* _TASK REQUIREMENTS_: Quote the records that follow in full, leaving the pictures out.
______
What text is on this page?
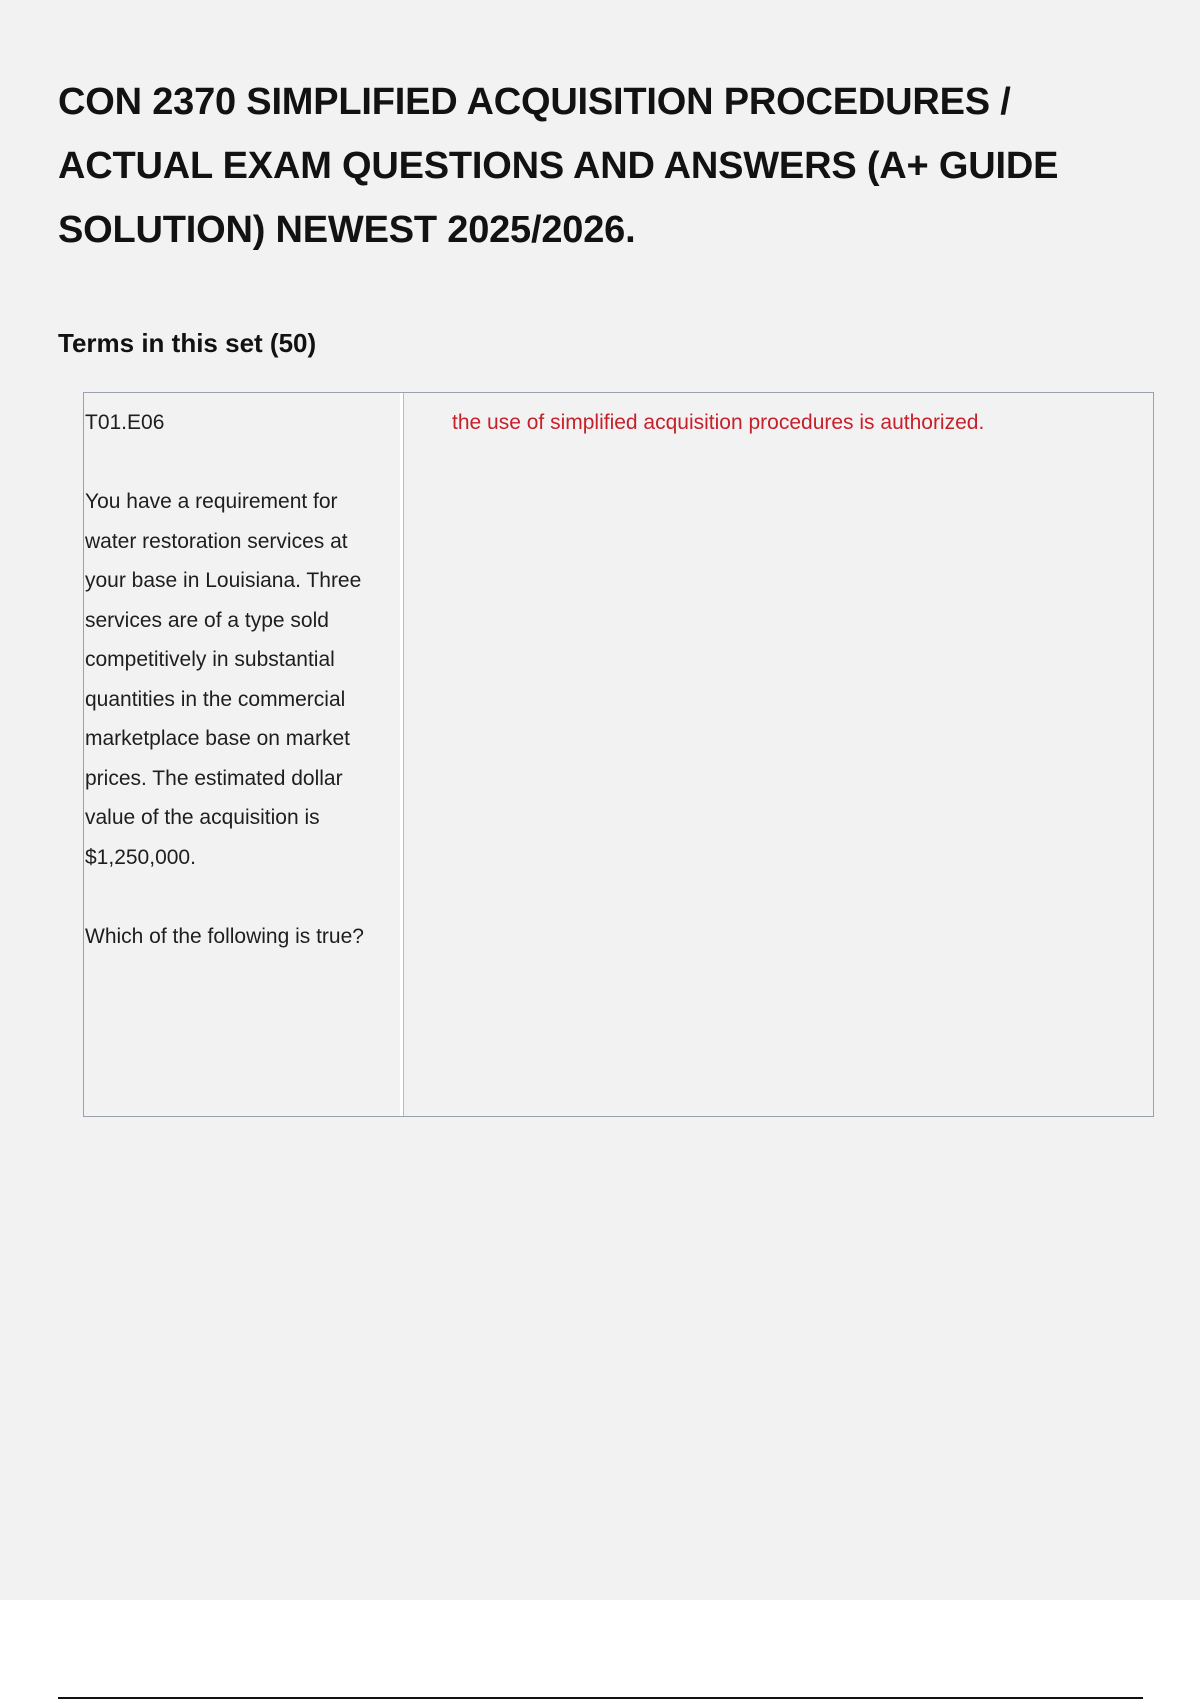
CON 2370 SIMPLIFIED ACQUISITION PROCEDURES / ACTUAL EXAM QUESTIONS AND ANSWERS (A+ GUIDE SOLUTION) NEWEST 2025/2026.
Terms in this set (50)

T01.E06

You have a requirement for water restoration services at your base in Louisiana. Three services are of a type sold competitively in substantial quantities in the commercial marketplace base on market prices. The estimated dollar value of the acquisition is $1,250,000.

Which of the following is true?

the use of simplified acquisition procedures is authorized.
______
* _ANSWER TO THE TASK_:
What text is on this page?
CON 2370 SIMPLIFIED ACQUISITION PROCEDURES / ACTUAL EXAM QUESTIONS AND ANSWERS (A+ GUIDE SOLUTION) NEWEST 2025/2026.
Terms in this set (50)

T01.E06

You have a requirement for water restoration services at your base in Louisiana. Three services are of a type sold competitively in substantial quantities in the commercial marketplace base on market prices. The estimated dollar value of the acquisition is $1,250,000.

Which of the following is true?

the use of simplified acquisition procedures is authorized.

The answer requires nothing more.